▶ [TASK REQUIREMENTS]: Using the listing below, select the lines with the word "Abendbörse" and copy them.

────────

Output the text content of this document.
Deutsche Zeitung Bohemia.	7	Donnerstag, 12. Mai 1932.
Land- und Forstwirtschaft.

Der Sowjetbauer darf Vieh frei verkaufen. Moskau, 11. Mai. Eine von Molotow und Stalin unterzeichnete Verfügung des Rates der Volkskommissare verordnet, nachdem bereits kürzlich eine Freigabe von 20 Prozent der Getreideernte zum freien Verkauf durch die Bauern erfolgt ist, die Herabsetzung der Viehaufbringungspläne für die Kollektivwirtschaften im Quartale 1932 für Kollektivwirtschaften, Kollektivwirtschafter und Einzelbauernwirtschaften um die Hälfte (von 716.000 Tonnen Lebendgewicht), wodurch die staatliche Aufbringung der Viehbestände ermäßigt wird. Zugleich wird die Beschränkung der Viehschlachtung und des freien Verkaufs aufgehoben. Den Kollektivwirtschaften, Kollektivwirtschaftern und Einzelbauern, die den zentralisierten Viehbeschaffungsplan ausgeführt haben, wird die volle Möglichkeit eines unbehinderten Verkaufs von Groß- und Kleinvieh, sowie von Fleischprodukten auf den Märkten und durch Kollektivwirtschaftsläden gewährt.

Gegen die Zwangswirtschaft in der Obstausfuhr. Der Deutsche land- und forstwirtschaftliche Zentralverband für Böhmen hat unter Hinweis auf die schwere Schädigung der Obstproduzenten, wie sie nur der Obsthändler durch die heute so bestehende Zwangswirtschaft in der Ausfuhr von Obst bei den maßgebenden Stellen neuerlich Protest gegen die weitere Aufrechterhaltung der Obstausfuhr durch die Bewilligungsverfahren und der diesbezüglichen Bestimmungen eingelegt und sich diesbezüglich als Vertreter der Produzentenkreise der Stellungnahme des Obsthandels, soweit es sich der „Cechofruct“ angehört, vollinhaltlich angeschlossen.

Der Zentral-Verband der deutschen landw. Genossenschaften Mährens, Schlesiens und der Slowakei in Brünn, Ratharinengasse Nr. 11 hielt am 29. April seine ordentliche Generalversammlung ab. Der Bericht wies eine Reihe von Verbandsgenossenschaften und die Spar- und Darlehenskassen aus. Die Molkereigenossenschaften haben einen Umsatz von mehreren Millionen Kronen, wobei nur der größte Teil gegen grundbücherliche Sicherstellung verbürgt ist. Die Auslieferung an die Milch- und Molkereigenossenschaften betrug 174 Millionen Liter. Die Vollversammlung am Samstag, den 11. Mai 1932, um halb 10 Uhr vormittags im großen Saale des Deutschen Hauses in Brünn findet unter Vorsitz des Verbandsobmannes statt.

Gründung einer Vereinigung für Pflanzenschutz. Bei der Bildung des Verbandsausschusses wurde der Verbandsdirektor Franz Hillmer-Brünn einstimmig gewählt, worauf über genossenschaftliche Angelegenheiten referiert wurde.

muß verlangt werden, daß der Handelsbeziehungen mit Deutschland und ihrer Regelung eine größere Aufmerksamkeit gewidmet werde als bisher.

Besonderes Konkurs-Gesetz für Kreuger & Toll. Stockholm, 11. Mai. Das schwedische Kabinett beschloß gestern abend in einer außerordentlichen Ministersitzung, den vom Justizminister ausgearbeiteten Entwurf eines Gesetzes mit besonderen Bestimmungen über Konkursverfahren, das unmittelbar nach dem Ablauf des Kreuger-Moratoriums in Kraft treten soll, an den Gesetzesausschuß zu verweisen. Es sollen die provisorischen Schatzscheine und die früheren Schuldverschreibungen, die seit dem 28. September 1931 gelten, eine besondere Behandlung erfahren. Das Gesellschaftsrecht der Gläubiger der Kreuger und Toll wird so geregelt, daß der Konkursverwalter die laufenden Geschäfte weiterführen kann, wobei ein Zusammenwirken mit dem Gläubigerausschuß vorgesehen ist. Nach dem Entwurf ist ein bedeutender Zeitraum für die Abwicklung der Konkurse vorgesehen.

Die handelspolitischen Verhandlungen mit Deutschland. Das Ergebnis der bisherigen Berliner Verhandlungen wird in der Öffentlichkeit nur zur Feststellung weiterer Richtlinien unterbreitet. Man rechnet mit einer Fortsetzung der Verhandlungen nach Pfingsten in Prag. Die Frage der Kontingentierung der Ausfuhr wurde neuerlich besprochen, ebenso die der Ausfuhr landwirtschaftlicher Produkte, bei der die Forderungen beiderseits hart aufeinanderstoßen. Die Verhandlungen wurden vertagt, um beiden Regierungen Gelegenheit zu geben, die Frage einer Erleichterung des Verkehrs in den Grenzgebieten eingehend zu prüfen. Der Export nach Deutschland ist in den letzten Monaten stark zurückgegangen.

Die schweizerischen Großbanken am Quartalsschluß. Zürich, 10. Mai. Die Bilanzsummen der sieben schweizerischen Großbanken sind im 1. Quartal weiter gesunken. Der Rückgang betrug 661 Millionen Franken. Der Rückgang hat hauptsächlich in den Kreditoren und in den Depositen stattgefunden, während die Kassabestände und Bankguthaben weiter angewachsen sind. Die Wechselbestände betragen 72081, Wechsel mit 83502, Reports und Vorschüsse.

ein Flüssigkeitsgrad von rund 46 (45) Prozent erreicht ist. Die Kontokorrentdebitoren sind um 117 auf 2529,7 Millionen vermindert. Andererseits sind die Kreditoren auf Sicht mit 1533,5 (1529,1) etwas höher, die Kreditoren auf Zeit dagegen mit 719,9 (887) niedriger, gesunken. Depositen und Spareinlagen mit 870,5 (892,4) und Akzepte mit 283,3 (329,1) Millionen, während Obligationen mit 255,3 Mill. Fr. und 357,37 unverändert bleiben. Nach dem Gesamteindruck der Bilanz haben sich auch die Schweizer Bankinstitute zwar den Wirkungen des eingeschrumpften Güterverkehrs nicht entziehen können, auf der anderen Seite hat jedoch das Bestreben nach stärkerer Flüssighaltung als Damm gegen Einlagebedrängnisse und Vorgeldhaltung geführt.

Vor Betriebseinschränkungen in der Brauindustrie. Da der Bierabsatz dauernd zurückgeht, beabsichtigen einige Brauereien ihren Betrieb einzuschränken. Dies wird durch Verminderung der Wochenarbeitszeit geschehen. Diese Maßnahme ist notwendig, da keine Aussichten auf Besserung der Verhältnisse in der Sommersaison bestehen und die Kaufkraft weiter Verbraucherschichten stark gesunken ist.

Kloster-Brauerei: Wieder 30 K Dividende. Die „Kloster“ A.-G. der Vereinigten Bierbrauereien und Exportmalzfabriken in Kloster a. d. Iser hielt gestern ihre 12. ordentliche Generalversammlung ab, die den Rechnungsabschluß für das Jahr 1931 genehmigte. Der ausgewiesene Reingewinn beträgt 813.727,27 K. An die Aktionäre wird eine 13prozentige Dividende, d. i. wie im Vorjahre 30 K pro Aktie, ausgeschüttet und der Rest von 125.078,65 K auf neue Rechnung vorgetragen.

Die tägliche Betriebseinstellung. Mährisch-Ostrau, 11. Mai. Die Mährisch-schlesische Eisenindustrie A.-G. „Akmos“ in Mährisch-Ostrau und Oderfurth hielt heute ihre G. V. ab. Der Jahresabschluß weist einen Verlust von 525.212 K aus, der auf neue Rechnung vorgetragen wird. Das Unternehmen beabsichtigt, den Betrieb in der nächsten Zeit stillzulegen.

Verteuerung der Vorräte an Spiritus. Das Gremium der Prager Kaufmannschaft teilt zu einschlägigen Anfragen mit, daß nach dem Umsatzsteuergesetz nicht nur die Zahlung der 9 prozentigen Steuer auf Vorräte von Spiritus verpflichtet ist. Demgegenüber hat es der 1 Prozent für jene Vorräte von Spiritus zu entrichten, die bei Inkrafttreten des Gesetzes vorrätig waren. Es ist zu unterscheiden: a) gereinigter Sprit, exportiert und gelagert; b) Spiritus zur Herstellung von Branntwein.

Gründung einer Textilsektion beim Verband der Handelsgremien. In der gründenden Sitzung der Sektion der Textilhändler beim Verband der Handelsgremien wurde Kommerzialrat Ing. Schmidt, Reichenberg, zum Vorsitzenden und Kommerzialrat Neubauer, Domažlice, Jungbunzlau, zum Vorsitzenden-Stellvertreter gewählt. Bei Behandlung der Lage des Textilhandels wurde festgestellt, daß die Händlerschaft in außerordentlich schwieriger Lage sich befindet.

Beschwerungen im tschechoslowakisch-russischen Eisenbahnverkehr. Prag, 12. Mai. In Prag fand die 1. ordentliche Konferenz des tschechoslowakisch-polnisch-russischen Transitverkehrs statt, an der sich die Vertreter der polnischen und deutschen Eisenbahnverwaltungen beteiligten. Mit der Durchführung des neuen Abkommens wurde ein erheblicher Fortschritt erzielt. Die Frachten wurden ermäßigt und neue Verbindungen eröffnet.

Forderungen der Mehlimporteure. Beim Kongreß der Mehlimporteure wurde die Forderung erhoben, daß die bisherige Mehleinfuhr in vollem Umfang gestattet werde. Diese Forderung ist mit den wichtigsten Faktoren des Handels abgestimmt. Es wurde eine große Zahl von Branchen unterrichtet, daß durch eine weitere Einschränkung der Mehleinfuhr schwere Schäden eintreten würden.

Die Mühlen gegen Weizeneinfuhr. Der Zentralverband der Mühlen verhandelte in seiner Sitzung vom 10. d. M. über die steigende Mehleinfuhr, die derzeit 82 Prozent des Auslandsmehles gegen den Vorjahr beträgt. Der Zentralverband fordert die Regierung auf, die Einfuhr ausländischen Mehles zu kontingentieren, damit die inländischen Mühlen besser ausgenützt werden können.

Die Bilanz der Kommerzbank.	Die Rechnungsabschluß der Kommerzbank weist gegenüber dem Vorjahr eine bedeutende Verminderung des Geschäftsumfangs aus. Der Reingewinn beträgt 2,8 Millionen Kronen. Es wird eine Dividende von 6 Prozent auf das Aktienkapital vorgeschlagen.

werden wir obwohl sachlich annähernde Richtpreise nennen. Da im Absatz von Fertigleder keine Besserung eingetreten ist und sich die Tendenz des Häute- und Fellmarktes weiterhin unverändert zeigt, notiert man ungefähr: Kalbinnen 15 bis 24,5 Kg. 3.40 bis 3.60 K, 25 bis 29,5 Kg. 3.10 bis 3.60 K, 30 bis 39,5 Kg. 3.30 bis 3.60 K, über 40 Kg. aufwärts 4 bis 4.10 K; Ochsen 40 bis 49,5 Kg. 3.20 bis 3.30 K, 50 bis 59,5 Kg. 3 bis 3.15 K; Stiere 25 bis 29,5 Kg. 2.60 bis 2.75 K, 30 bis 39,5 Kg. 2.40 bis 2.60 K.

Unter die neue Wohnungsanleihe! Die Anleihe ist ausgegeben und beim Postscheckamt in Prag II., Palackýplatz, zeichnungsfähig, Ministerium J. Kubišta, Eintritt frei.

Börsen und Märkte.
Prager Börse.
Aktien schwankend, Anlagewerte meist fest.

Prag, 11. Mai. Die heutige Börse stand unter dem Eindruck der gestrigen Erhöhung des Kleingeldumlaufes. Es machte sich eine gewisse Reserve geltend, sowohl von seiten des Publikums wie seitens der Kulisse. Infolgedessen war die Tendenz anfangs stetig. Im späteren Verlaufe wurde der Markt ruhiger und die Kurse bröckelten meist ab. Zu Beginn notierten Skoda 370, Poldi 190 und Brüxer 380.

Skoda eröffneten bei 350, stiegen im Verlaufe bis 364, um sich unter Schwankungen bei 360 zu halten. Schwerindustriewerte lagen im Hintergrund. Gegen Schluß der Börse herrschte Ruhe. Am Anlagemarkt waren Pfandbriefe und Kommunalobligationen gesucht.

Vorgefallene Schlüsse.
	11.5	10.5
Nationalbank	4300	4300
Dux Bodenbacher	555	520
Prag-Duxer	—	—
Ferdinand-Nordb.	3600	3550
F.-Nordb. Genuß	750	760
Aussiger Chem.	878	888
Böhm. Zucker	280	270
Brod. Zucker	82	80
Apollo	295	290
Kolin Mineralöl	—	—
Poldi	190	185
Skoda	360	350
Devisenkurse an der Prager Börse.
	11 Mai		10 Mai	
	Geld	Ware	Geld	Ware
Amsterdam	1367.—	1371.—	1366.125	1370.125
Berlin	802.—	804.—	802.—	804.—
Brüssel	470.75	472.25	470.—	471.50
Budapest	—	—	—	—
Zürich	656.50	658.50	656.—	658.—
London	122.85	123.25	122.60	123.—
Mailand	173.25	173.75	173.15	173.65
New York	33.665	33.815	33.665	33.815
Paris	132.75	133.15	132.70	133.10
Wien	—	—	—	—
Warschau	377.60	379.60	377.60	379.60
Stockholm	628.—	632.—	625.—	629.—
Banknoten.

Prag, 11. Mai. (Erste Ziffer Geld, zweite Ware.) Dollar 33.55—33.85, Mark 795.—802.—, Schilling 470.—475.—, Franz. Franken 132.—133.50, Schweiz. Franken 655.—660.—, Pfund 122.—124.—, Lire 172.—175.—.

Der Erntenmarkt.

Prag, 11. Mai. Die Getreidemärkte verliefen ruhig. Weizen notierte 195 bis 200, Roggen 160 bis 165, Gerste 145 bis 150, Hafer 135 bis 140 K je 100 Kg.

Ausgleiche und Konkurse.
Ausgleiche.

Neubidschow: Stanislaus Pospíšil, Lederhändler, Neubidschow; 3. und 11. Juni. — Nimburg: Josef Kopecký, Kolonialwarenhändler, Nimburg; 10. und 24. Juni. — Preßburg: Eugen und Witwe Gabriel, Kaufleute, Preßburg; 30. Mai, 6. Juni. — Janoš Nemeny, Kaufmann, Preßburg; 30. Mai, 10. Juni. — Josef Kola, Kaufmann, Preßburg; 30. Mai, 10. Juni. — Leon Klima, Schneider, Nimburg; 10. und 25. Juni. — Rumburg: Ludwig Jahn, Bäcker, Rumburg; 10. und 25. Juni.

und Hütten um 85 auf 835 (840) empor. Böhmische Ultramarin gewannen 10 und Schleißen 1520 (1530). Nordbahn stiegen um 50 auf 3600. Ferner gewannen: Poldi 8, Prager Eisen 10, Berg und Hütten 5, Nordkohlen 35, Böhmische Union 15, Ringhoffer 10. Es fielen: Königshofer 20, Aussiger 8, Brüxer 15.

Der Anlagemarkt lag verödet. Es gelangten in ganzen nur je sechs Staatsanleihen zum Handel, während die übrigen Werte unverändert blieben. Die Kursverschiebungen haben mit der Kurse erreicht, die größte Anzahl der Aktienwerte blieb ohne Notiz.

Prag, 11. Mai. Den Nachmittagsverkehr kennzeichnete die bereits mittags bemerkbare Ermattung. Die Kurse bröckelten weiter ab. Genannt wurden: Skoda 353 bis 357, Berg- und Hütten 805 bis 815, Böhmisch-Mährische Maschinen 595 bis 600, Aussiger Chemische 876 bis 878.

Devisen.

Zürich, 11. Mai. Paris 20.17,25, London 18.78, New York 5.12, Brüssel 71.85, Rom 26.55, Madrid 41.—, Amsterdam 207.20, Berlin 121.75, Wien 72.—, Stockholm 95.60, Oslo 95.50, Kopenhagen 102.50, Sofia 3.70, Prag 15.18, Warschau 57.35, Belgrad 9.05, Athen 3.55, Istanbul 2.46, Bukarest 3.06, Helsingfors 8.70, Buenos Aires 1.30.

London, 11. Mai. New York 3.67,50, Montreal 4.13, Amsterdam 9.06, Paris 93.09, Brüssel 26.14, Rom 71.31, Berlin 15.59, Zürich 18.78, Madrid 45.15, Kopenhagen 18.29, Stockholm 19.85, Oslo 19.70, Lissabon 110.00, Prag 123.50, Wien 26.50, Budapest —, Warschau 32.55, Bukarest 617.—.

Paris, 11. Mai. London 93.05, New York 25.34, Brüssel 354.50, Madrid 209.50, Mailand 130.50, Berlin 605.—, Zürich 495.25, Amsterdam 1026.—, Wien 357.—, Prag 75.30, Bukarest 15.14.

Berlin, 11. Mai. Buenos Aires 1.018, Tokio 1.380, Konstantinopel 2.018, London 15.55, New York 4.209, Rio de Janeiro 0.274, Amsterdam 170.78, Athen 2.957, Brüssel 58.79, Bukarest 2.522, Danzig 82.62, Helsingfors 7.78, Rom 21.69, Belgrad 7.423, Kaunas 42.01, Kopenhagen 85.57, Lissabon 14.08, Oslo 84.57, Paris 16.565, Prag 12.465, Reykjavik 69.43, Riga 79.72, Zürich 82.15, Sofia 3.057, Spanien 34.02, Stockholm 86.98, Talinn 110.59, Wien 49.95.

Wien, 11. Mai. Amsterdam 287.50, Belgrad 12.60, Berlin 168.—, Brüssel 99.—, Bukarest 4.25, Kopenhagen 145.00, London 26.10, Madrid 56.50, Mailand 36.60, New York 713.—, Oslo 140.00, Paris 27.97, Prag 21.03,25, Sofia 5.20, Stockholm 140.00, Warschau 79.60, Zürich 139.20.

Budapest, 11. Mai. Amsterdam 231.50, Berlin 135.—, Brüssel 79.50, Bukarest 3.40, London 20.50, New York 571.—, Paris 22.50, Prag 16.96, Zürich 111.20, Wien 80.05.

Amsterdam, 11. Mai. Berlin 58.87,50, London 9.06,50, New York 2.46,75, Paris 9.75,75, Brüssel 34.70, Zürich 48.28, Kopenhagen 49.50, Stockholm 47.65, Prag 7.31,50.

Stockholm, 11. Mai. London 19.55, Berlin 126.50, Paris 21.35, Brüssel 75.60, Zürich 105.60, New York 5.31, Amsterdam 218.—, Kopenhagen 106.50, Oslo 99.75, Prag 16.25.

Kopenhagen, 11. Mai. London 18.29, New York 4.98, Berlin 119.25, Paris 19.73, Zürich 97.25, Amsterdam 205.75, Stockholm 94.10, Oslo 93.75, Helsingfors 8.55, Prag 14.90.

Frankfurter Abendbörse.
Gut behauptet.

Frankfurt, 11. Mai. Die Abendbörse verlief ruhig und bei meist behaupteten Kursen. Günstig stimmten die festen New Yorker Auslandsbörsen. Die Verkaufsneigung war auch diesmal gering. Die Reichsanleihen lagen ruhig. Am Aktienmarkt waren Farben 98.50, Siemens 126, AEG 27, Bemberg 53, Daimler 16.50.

────────

▶ [FINISHED EXERCISE]:
Frankfurter Abendbörse.
Frankfurt, 11. Mai. Die Abendbörse verlief ruhig und bei meist behaupteten Kursen. Günstig stimmten die festen New Yorker Auslandsbörsen. Die Verkaufsneigung war auch diesmal gering. Die Reichsanleihen lagen ruhig. Am Aktienmarkt waren Farben 98.50, Siemens 126, AEG 27, Bemberg 53, Daimler 16.50.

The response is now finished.